◆ WHAT TO DO
Can the data below be echoed back word for word?
━━━━━━
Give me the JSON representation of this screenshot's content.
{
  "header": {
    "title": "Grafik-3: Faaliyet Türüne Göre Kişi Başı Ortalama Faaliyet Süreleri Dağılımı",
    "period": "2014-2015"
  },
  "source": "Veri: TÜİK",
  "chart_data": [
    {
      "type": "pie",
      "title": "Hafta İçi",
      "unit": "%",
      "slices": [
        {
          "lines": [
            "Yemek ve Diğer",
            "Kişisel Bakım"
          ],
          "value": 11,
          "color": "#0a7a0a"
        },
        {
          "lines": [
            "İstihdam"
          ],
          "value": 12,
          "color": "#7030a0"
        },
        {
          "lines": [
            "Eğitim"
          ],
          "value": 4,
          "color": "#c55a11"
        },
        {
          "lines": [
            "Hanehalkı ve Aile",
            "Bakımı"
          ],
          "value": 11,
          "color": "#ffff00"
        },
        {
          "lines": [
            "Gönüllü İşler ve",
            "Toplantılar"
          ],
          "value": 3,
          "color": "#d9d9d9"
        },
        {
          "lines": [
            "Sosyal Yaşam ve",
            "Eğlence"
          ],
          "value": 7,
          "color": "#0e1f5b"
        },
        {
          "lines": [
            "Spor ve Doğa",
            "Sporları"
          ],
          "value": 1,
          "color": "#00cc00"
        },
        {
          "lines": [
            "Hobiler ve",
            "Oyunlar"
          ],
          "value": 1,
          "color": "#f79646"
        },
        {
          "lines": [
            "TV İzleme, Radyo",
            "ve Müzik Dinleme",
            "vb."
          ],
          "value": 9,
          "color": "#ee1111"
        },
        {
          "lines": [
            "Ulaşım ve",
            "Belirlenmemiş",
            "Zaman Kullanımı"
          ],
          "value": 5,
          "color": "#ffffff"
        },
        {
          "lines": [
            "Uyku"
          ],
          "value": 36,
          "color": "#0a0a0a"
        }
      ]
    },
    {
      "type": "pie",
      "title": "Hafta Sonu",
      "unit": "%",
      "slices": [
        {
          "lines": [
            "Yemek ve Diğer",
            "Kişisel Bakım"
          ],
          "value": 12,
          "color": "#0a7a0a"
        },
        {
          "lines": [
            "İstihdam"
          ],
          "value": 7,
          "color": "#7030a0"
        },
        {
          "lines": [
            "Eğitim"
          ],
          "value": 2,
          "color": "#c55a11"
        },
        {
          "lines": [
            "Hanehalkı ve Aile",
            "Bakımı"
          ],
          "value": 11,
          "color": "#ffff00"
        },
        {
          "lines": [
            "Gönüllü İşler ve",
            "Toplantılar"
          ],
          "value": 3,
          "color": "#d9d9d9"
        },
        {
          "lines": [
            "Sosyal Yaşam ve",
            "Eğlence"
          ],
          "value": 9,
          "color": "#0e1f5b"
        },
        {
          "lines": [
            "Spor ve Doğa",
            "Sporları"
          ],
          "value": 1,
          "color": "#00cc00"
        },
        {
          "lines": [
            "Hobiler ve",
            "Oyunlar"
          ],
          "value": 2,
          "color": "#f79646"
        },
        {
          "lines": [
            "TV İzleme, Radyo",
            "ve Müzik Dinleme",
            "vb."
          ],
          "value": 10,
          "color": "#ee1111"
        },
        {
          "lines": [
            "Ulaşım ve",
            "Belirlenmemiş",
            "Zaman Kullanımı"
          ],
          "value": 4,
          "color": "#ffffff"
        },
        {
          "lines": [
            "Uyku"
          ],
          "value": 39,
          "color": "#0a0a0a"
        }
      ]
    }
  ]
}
━━━━━━
◆ SOLUTION TO THE EXERCISE
Give me the JSON representation of this screenshot's content.
{
  "header": {
    "title": "Grafik-3: Faaliyet Türüne Göre Kişi Başı Ortalama Faaliyet Süreleri Dağılımı",
    "period": "2014-2015"
  },
  "source": "Veri: TÜİK",
  "chart_data": [
    {
      "type": "pie",
      "title": "Hafta İçi",
      "unit": "%",
      "slices": [
        {
          "lines": [
            "Yemek ve Diğer",
            "Kişisel Bakım"
          ],
          "value": 11,
          "color": "#0a7a0a"
        },
        {
          "lines": [
            "İstihdam"
          ],
          "value": 12,
          "color": "#7030a0"
        },
        {
          "lines": [
            "Eğitim"
          ],
          "value": 4,
          "color": "#c55a11"
        },
        {
          "lines": [
            "Hanehalkı ve Aile",
            "Bakımı"
          ],
          "value": 11,
          "color": "#ffff00"
        },
        {
          "lines": [
            "Gönüllü İşler ve",
            "Toplantılar"
          ],
          "value": 3,
          "color": "#d9d9d9"
        },
        {
          "lines": [
            "Sosyal Yaşam ve",
            "Eğlence"
          ],
          "value": 7,
          "color": "#0e1f5b"
        },
        {
          "lines": [
            "Spor ve Doğa",
            "Sporları"
          ],
          "value": 1,
          "color": "#00cc00"
        },
        {
          "lines": [
            "Hobiler ve",
            "Oyunlar"
          ],
          "value": 1,
          "color": "#f79646"
        },
        {
          "lines": [
            "TV İzleme, Radyo",
            "ve Müzik Dinleme",
            "vb."
          ],
          "value": 9,
          "color": "#ee1111"
        },
        {
          "lines": [
            "Ulaşım ve",
            "Belirlenmemiş",
            "Zaman Kullanımı"
          ],
          "value": 5,
          "color": "#ffffff"
        },
        {
          "lines": [
            "Uyku"
          ],
          "value": 36,
          "color": "#0a0a0a"
        }
      ]
    },
    {
      "type": "pie",
      "title": "Hafta Sonu",
      "unit": "%",
      "slices": [
        {
          "lines": [
            "Yemek ve Diğer",
            "Kişisel Bakım"
          ],
          "value": 12,
          "color": "#0a7a0a"
        },
        {
          "lines": [
            "İstihdam"
          ],
          "value": 7,
          "color": "#7030a0"
        },
        {
          "lines": [
            "Eğitim"
          ],
          "value": 2,
          "color": "#c55a11"
        },
        {
          "lines": [
            "Hanehalkı ve Aile",
            "Bakımı"
          ],
          "value": 11,
          "color": "#ffff00"
        },
        {
          "lines": [
            "Gönüllü İşler ve",
            "Toplantılar"
          ],
          "value": 3,
          "color": "#d9d9d9"
        },
        {
          "lines": [
            "Sosyal Yaşam ve",
            "Eğlence"
          ],
          "value": 9,
          "color": "#0e1f5b"
        },
        {
          "lines": [
            "Spor ve Doğa",
            "Sporları"
          ],
          "value": 1,
          "color": "#00cc00"
        },
        {
          "lines": [
            "Hobiler ve",
            "Oyunlar"
          ],
          "value": 2,
          "color": "#f79646"
        },
        {
          "lines": [
            "TV İzleme, Radyo",
            "ve Müzik Dinleme",
            "vb."
          ],
          "value": 10,
          "color": "#ee1111"
        },
        {
          "lines": [
            "Ulaşım ve",
            "Belirlenmemiş",
            "Zaman Kullanımı"
          ],
          "value": 4,
          "color": "#ffffff"
        },
        {
          "lines": [
            "Uyku"
          ],
          "value": 39,
          "color": "#0a0a0a"
        }
      ]
    }
  ]
}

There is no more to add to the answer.